■ Written instruction 1: Copy the records character for character, from their first line through the line that contains "format-key: Short date: [347,495,421,512]", with both of those lines included.

■ Document text:
▼

Do women make better leaders?

Women aren't intrinsically superior leaders -- but if we had the chance, we might at least screw everything up differently.

Published October 24, 2008 5:37PM (EDT)

I was prepared to hate this opinion piece by Elisabeth Eaves, given that the headline is "Women Don't Make Better Leaders," and it appears in Forbes, which is not so much at the vanguard of feminist thought. Fortunately, for once, my expectations were too low -- I actually think Eaves is pretty right on.

"In tough times, it's tempting to think that there must be some whole class of people who wouldn't have screwed things up as badly," Eaves writes. But we must remember that the kind of person who would be interested in leading the free world is usually not the nurturing earth mother type. "Power attracts people who like power, and they share certain qualities with one another regardless of gender. There's no reason to imagine, for example, that if women ran Wall Street it would all be different, because you wouldn't work your way to the high reaches of high finance if you didn't possess a certain amount of greed and ruthlessness to begin with. If you are a woman driven to run for high office or make billions of dollars, you probably share leadership traits with men who have those same goals." Or, as Gore Vidal put it, "Any American who is prepared to run for president should automatically, by definition, be disqualified from ever doing so."

▲

■ Data for the task:

▼

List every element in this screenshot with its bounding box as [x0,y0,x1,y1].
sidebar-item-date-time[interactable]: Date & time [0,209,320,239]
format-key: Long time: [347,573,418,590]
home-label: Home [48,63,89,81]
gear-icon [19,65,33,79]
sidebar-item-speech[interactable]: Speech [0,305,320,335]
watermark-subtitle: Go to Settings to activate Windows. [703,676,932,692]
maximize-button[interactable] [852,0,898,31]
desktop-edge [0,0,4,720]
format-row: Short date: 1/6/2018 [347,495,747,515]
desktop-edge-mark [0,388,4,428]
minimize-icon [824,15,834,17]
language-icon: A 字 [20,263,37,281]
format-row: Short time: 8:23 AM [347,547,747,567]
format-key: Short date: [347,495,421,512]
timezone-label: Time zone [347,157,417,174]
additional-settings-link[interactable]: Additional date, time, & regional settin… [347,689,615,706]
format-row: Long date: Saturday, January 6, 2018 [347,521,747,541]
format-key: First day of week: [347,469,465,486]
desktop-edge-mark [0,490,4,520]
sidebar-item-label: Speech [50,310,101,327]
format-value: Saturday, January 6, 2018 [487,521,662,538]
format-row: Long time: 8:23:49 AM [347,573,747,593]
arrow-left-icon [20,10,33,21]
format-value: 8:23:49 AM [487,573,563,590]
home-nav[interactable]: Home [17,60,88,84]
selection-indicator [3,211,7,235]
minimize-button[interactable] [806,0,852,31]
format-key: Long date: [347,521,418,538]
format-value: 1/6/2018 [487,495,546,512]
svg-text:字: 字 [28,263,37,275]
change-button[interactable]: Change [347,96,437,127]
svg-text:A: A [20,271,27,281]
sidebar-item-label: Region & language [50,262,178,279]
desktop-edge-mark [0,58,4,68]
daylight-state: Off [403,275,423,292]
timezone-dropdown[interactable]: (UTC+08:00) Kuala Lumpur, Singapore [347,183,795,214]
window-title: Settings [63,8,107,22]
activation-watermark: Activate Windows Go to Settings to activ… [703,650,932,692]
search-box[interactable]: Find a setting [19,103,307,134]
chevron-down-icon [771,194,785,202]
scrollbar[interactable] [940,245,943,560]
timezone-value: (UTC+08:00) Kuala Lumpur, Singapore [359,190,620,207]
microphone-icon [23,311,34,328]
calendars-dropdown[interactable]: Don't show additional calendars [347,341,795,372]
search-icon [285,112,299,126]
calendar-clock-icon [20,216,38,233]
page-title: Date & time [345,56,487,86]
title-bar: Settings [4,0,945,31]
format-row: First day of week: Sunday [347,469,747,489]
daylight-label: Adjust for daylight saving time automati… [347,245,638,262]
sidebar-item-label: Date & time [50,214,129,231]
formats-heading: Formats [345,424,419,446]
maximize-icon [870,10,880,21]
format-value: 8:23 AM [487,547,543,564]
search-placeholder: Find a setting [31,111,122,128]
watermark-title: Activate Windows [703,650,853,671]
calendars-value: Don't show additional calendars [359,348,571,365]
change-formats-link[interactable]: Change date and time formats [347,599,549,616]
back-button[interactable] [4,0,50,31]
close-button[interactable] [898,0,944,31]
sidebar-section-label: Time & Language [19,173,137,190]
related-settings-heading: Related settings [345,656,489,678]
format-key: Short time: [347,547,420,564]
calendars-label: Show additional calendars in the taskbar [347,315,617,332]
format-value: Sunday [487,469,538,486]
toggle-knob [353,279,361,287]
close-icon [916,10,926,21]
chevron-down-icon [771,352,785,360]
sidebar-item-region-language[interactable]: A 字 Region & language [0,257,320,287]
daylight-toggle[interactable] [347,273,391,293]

▲

■ Written instruction 2: Extend the opinion piece on whether women make better leaders, picking up after its final sentence.

■ Written reply 1:
List every element in this screenshot with its bounding box as [x0,y0,x1,y1].
sidebar-item-date-time[interactable]: Date & time [0,209,320,239]
format-key: Long time: [347,573,418,590]
home-label: Home [48,63,89,81]
gear-icon [19,65,33,79]
sidebar-item-speech[interactable]: Speech [0,305,320,335]
watermark-subtitle: Go to Settings to activate Windows. [703,676,932,692]
maximize-button[interactable] [852,0,898,31]
desktop-edge [0,0,4,720]
format-row: Short date: 1/6/2018 [347,495,747,515]
desktop-edge-mark [0,388,4,428]
minimize-icon [824,15,834,17]
language-icon: A 字 [20,263,37,281]
format-row: Short time: 8:23 AM [347,547,747,567]
format-key: Short date: [347,495,421,512]

■ Written reply 2:
The idealization of women, Eaves notes, can also be problematic for women politically (people on pedestals get knocked off) and dangerous to us personally: "In cultures where it makes women the bearers of male 'honor,' it can be deadly." And of course, there's the obvious problem that believing women are intrinsically superior leaders suggests that Sarah Palin would be preferable to any male candidate. Yikes. Women don't need this patronizing fantasy that our maternal instincts would prevent war and our "natural" modesty would prevent sex scandals. What we need is an equal chance to screw it all up on our own terms.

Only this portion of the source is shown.